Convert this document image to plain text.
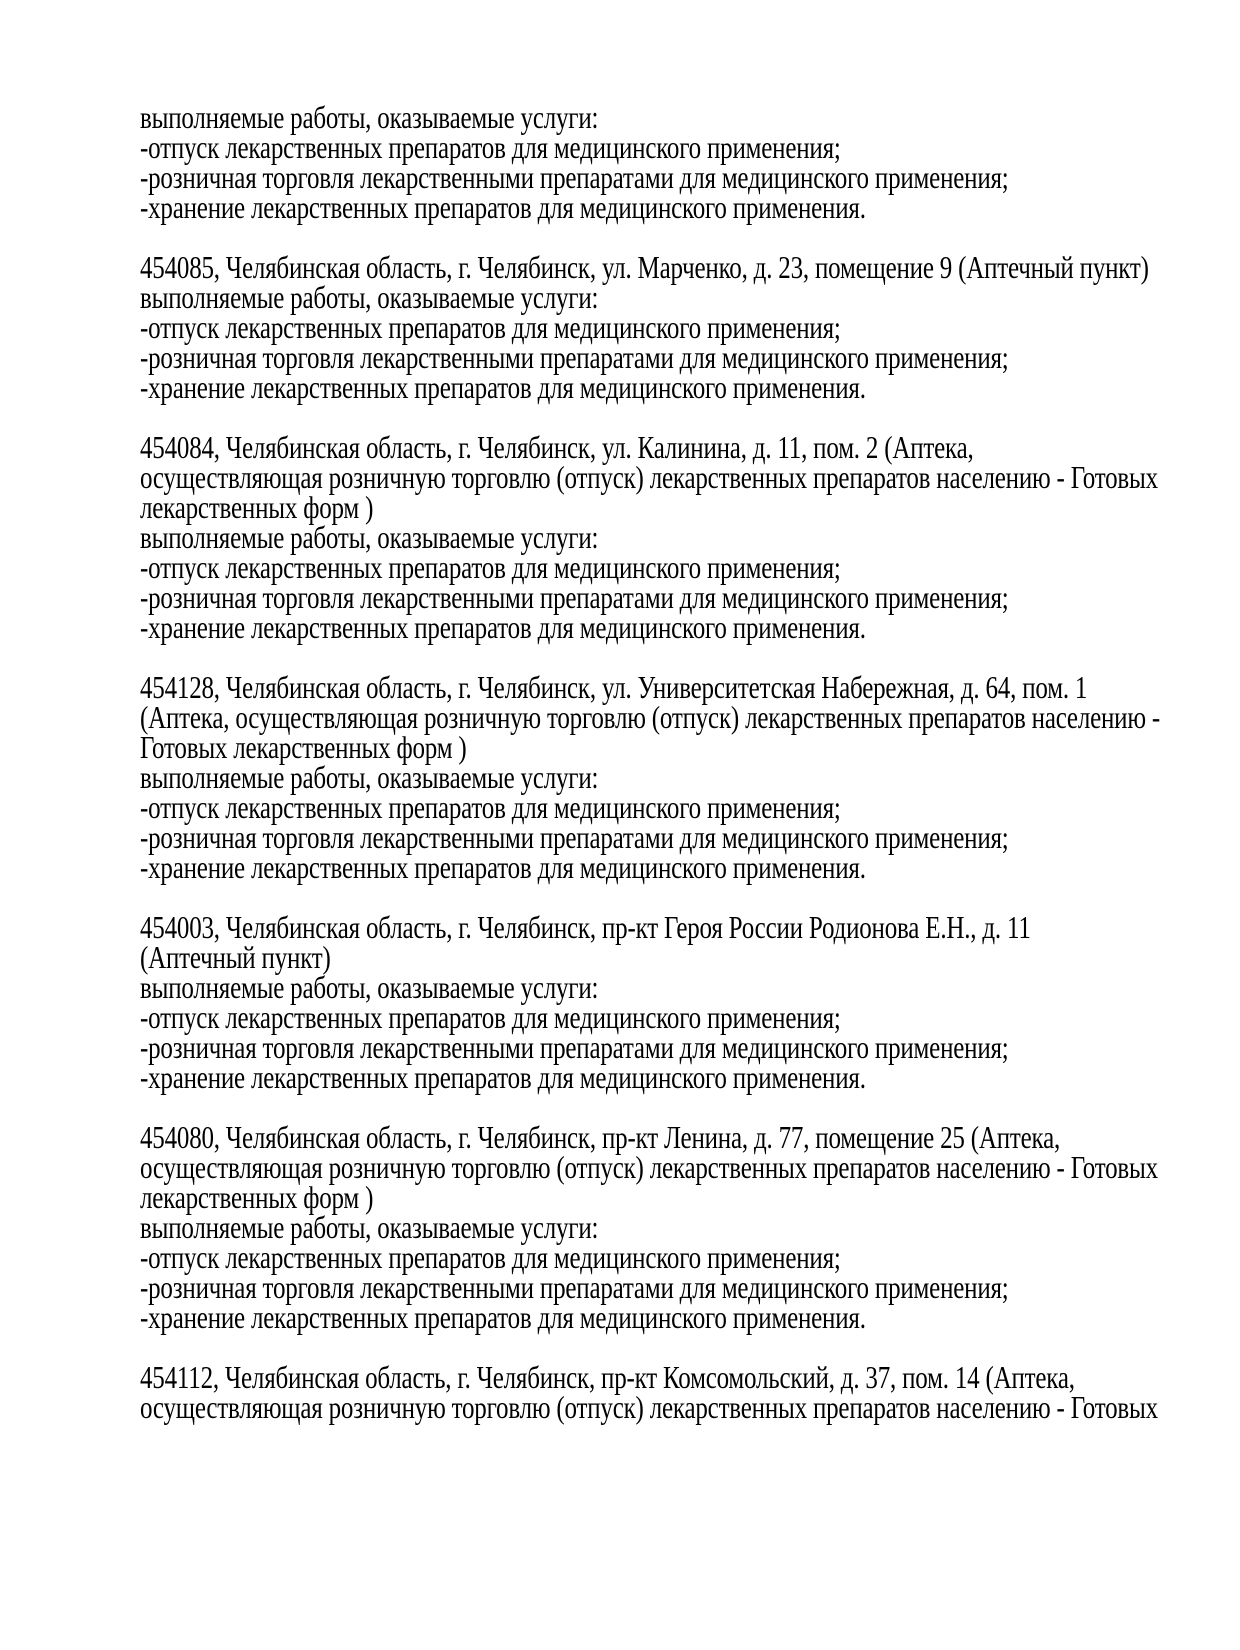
выполняемые работы, оказываемые услуги:
-отпуск лекарственных препаратов для медицинского применения;
-розничная торговля лекарственными препаратами для медицинского применения;
-хранение лекарственных препаратов для медицинского применения.
454085, Челябинская область, г. Челябинск, ул. Марченко, д. 23, помещение 9 (Аптечный пункт)
выполняемые работы, оказываемые услуги:
-отпуск лекарственных препаратов для медицинского применения;
-розничная торговля лекарственными препаратами для медицинского применения;
-хранение лекарственных препаратов для медицинского применения.
454084, Челябинская область, г. Челябинск, ул. Калинина, д. 11, пом. 2 (Аптека,
осуществляющая розничную торговлю (отпуск) лекарственных препаратов населению - Готовых
лекарственных форм )
выполняемые работы, оказываемые услуги:
-отпуск лекарственных препаратов для медицинского применения;
-розничная торговля лекарственными препаратами для медицинского применения;
-хранение лекарственных препаратов для медицинского применения.
454128, Челябинская область, г. Челябинск, ул. Университетская Набережная, д. 64, пом. 1
(Аптека, осуществляющая розничную торговлю (отпуск) лекарственных препаратов населению -
Готовых лекарственных форм )
выполняемые работы, оказываемые услуги:
-отпуск лекарственных препаратов для медицинского применения;
-розничная торговля лекарственными препаратами для медицинского применения;
-хранение лекарственных препаратов для медицинского применения.
454003, Челябинская область, г. Челябинск, пр-кт Героя России Родионова Е.Н., д. 11
(Аптечный пункт)
выполняемые работы, оказываемые услуги:
-отпуск лекарственных препаратов для медицинского применения;
-розничная торговля лекарственными препаратами для медицинского применения;
-хранение лекарственных препаратов для медицинского применения.
454080, Челябинская область, г. Челябинск, пр-кт Ленина, д. 77, помещение 25 (Аптека,
осуществляющая розничную торговлю (отпуск) лекарственных препаратов населению - Готовых
лекарственных форм )
выполняемые работы, оказываемые услуги:
-отпуск лекарственных препаратов для медицинского применения;
-розничная торговля лекарственными препаратами для медицинского применения;
-хранение лекарственных препаратов для медицинского применения.
454112, Челябинская область, г. Челябинск, пр-кт Комсомольский, д. 37, пом. 14 (Аптека,
осуществляющая розничную торговлю (отпуск) лекарственных препаратов населению - Готовых
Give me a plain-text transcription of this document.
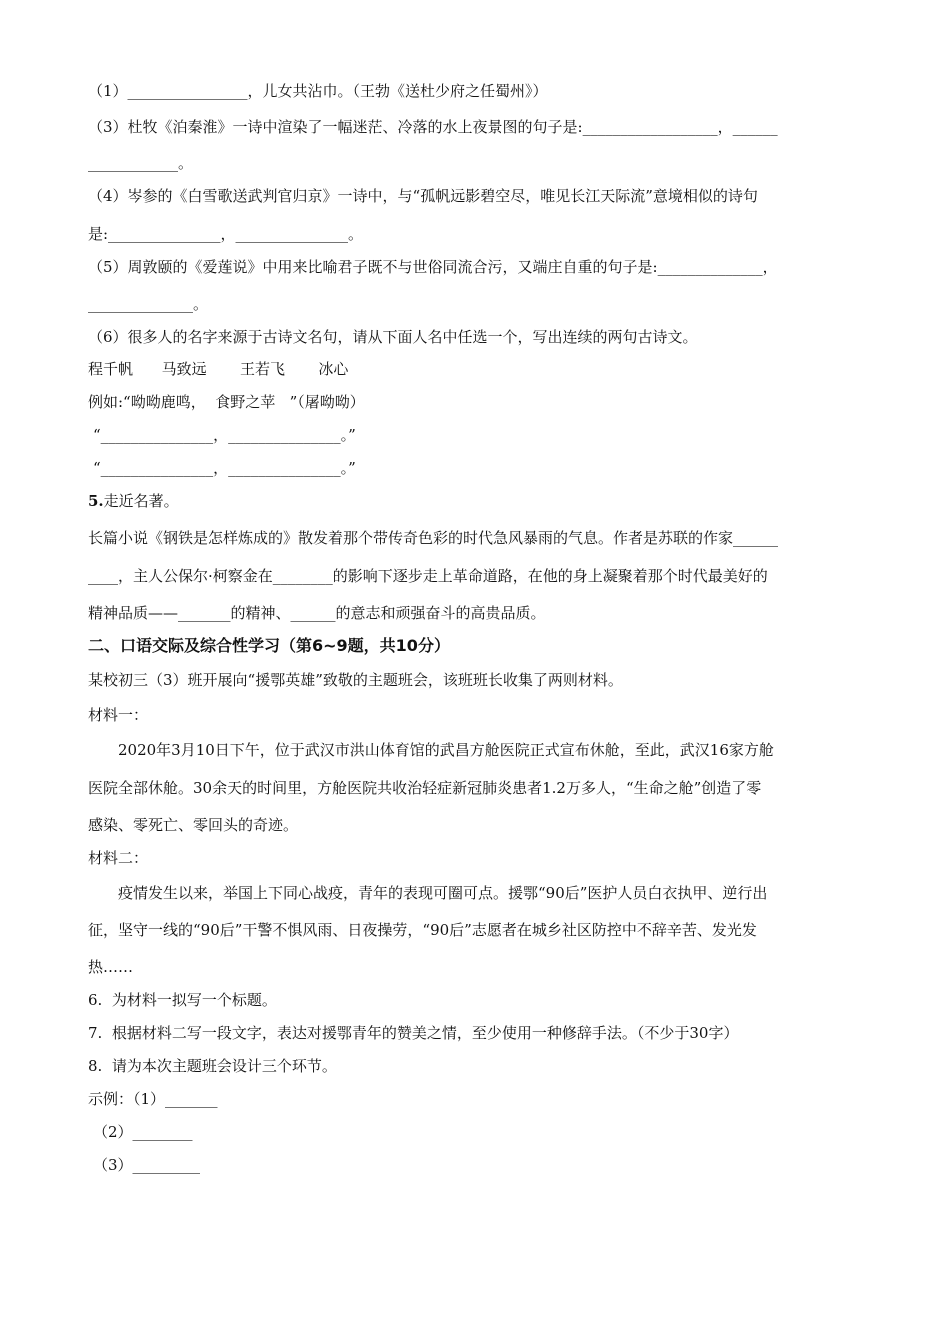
（1）________________，儿女共沾巾。（王勃《送杜少府之任蜀州》）
（3）杜牧《泊秦淮》一诗中渲染了一幅迷茫、冷落的水上夜景图的句子是:__________________，______
____________。
（4）岑参的《白雪歌送武判官归京》一诗中，与“孤帆远影碧空尽，唯见长江天际流”意境相似的诗句
是:_______________，_______________。
（5）周敦颐的《爱莲说》中用来比喻君子既不与世俗同流合污，又端庄自重的句子是:______________，
______________。
（6）很多人的名字来源于古诗文名句，请从下面人名中任选一个，写出连续的两句古诗文。
程千帆      马致远       王若飞       冰心
例如:“呦呦鹿鸣，  食野之苹   ”（屠呦呦）
“_______________，_______________。”
“_______________，_______________。”
5.走近名著。
长篇小说《钢铁是怎样炼成的》散发着那个带传奇色彩的时代急风暴雨的气息。作者是苏联的作家______
____，主人公保尔·柯察金在________的影响下逐步走上革命道路，在他的身上凝聚着那个时代最美好的
精神品质——_______的精神、______的意志和顽强奋斗的高贵品质。
二、口语交际及综合性学习（第6~9题，共10分）
某校初三（3）班开展向“援鄂英雄”致敬的主题班会，该班班长收集了两则材料。
材料一：
2020年3月10日下午，位于武汉市洪山体育馆的武昌方舱医院正式宣布休舱，至此，武汉16家方舱
医院全部休舱。30余天的时间里，方舱医院共收治轻症新冠肺炎患者1.2万多人，“生命之舱”创造了零
感染、零死亡、零回头的奇迹。
材料二：
疫情发生以来，举国上下同心战疫，青年的表现可圈可点。援鄂“90后”医护人员白衣执甲、逆行出
征，坚守一线的“90后”干警不惧风雨、日夜操劳，“90后”志愿者在城乡社区防控中不辞辛苦、发光发
热……
6.  为材料一拟写一个标题。
7.  根据材料二写一段文字，表达对援鄂青年的赞美之情，至少使用一种修辞手法。（不少于30字）
8.  请为本次主题班会设计三个环节。
示例：（1）_______
（2）________
（3）_________
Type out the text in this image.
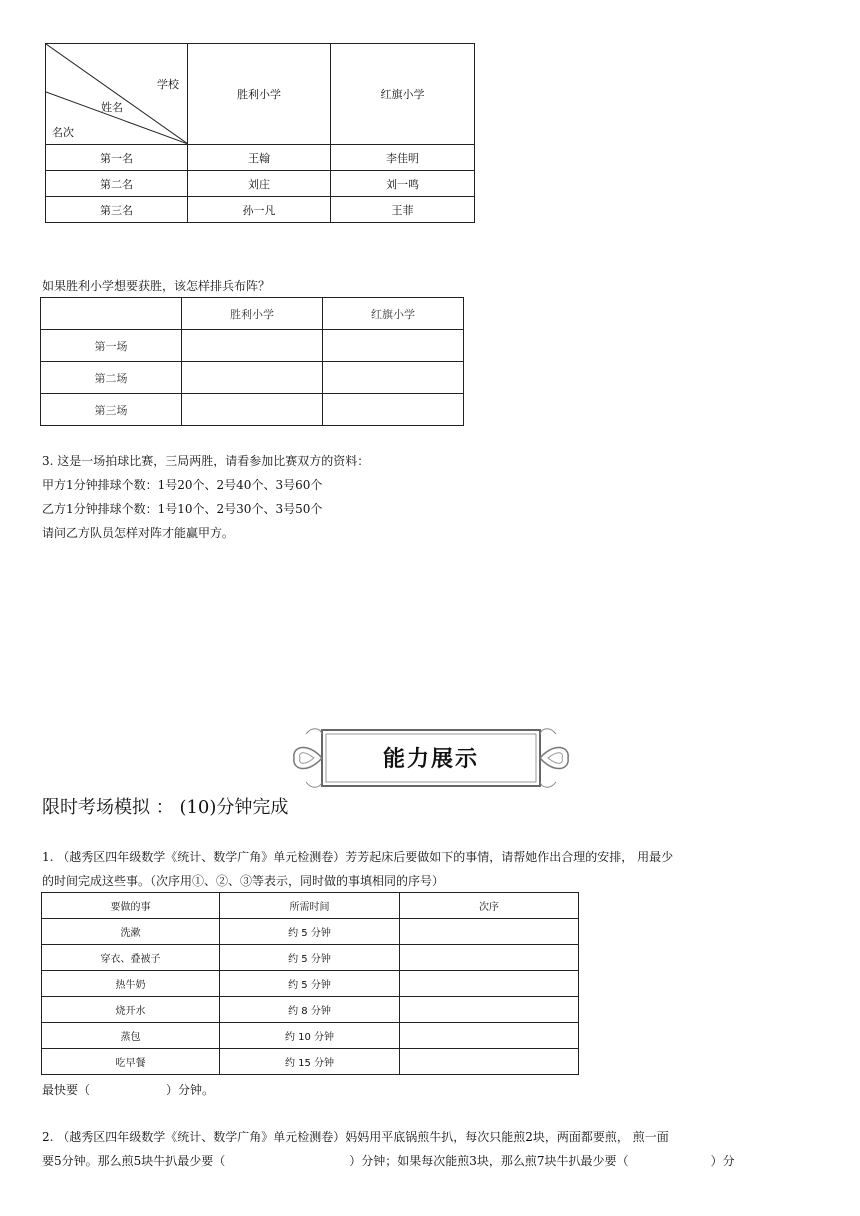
学校
姓名
名次	胜利小学	红旗小学
第一名	王翰	李佳明
第二名	刘庄	刘一鸣
第三名	孙一凡	王菲
如果胜利小学想要获胜，该怎样排兵布阵？
	胜利小学	红旗小学
第一场		
第二场		
第三场		
3. 这是一场拍球比赛，三局两胜，请看参加比赛双方的资料：
甲方1分钟排球个数：1号20个、2号40个、3号60个
乙方1分钟排球个数：1号10个、2号30个、3号50个
请问乙方队员怎样对阵才能赢甲方。
能力展示
限时考场模拟 ： (10)分钟完成
1. （越秀区四年级数学《统计、数学广角》单元检测卷）芳芳起床后要做如下的事情，请帮她作出合理的安排， 用最少
的时间完成这些事。（次序用①、②、③等表示，同时做的事填相同的序号）
要做的事	所需时间	次序
洗漱	约 5 分钟	
穿衣、叠被子	约 5 分钟	
热牛奶	约 5 分钟	
烧开水	约 8 分钟	
蒸包	约 10 分钟	
吃早餐	约 15 分钟	
最快要（	）分钟。
2. （越秀区四年级数学《统计、数学广角》单元检测卷）妈妈用平底锅煎牛扒，每次只能煎2块，两面都要煎， 煎一面
要5分钟。那么煎5块牛扒最少要（	）分钟；如果每次能煎3块，那么煎7块牛扒最少要（	）分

**PROMPT**
Copy all the lines of data exactly as they appear, dropping any images.

**WRITTEN REPLY**
Convert this document image to plain text.
выполняемые работы, оказываемые услуги:
-отпуск лекарственных препаратов для медицинского применения;
-розничная торговля лекарственными препаратами для медицинского применения;
-хранение лекарственных препаратов для медицинского применения.
454085, Челябинская область, г. Челябинск, ул. Марченко, д. 23, помещение 9 (Аптечный пункт)
выполняемые работы, оказываемые услуги:
-отпуск лекарственных препаратов для медицинского применения;
-розничная торговля лекарственными препаратами для медицинского применения;
-хранение лекарственных препаратов для медицинского применения.
454084, Челябинская область, г. Челябинск, ул. Калинина, д. 11, пом. 2 (Аптека,
осуществляющая розничную торговлю (отпуск) лекарственных препаратов населению - Готовых
лекарственных форм )
выполняемые работы, оказываемые услуги:
-отпуск лекарственных препаратов для медицинского применения;
-розничная торговля лекарственными препаратами для медицинского применения;
-хранение лекарственных препаратов для медицинского применения.
454128, Челябинская область, г. Челябинск, ул. Университетская Набережная, д. 64, пом. 1
(Аптека, осуществляющая розничную торговлю (отпуск) лекарственных препаратов населению -
Готовых лекарственных форм )
выполняемые работы, оказываемые услуги:
-отпуск лекарственных препаратов для медицинского применения;
-розничная торговля лекарственными препаратами для медицинского применения;
-хранение лекарственных препаратов для медицинского применения.
454003, Челябинская область, г. Челябинск, пр-кт Героя России Родионова Е.Н., д. 11
(Аптечный пункт)
выполняемые работы, оказываемые услуги:
-отпуск лекарственных препаратов для медицинского применения;
-розничная торговля лекарственными препаратами для медицинского применения;
-хранение лекарственных препаратов для медицинского применения.
454080, Челябинская область, г. Челябинск, пр-кт Ленина, д. 77, помещение 25 (Аптека,
осуществляющая розничную торговлю (отпуск) лекарственных препаратов населению - Готовых
лекарственных форм )
выполняемые работы, оказываемые услуги:
-отпуск лекарственных препаратов для медицинского применения;
-розничная торговля лекарственными препаратами для медицинского применения;
-хранение лекарственных препаратов для медицинского применения.
454112, Челябинская область, г. Челябинск, пр-кт Комсомольский, д. 37, пом. 14 (Аптека,
осуществляющая розничную торговлю (отпуск) лекарственных препаратов населению - Готовых
Give me a plain-text transcription of this document.
（1）________________，儿女共沾巾。（王勃《送杜少府之任蜀州》）
（3）杜牧《泊秦淮》一诗中渲染了一幅迷茫、冷落的水上夜景图的句子是:__________________，______
____________。
（4）岑参的《白雪歌送武判官归京》一诗中，与“孤帆远影碧空尽，唯见长江天际流”意境相似的诗句
是:_______________，_______________。
（5）周敦颐的《爱莲说》中用来比喻君子既不与世俗同流合污，又端庄自重的句子是:______________，
______________。
（6）很多人的名字来源于古诗文名句，请从下面人名中任选一个，写出连续的两句古诗文。
程千帆      马致远       王若飞       冰心
例如:“呦呦鹿鸣，  食野之苹   ”（屠呦呦）
“_______________，_______________。”
“_______________，_______________。”
5.走近名著。
长篇小说《钢铁是怎样炼成的》散发着那个带传奇色彩的时代急风暴雨的气息。作者是苏联的作家______
____，主人公保尔·柯察金在________的影响下逐步走上革命道路，在他的身上凝聚着那个时代最美好的
精神品质——_______的精神、______的意志和顽强奋斗的高贵品质。
二、口语交际及综合性学习（第6~9题，共10分）
某校初三（3）班开展向“援鄂英雄”致敬的主题班会，该班班长收集了两则材料。
材料一：
2020年3月10日下午，位于武汉市洪山体育馆的武昌方舱医院正式宣布休舱，至此，武汉16家方舱
医院全部休舱。30余天的时间里，方舱医院共收治轻症新冠肺炎患者1.2万多人，“生命之舱”创造了零
感染、零死亡、零回头的奇迹。
材料二：
疫情发生以来，举国上下同心战疫，青年的表现可圈可点。援鄂“90后”医护人员白衣执甲、逆行出
征，坚守一线的“90后”干警不惧风雨、日夜操劳，“90后”志愿者在城乡社区防控中不辞辛苦、发光发
热……
6.  为材料一拟写一个标题。
7.  根据材料二写一段文字，表达对援鄂青年的赞美之情，至少使用一种修辞手法。（不少于30字）
8.  请为本次主题班会设计三个环节。
示例：（1）_______
（2）________
（3）_________
Type out the text in this image.
学校
姓名
名次	胜利小学	红旗小学
第一名	王翰	李佳明
第二名	刘庄	刘一鸣
第三名	孙一凡	王菲
如果胜利小学想要获胜，该怎样排兵布阵？
	胜利小学	红旗小学
第一场		
第二场		
第三场		
3. 这是一场拍球比赛，三局两胜，请看参加比赛双方的资料：
甲方1分钟排球个数：1号20个、2号40个、3号60个
乙方1分钟排球个数：1号10个、2号30个、3号50个
请问乙方队员怎样对阵才能赢甲方。
能力展示
限时考场模拟 ： (10)分钟完成
1. （越秀区四年级数学《统计、数学广角》单元检测卷）芳芳起床后要做如下的事情，请帮她作出合理的安排， 用最少
的时间完成这些事。（次序用①、②、③等表示，同时做的事填相同的序号）
要做的事	所需时间	次序
洗漱	约 5 分钟	
穿衣、叠被子	约 5 分钟	
热牛奶	约 5 分钟	
烧开水	约 8 分钟	
蒸包	约 10 分钟	
吃早餐	约 15 分钟	
最快要（	）分钟。
2. （越秀区四年级数学《统计、数学广角》单元检测卷）妈妈用平底锅煎牛扒，每次只能煎2块，两面都要煎， 煎一面
要5分钟。那么煎5块牛扒最少要（	）分钟；如果每次能煎3块，那么煎7块牛扒最少要（	）分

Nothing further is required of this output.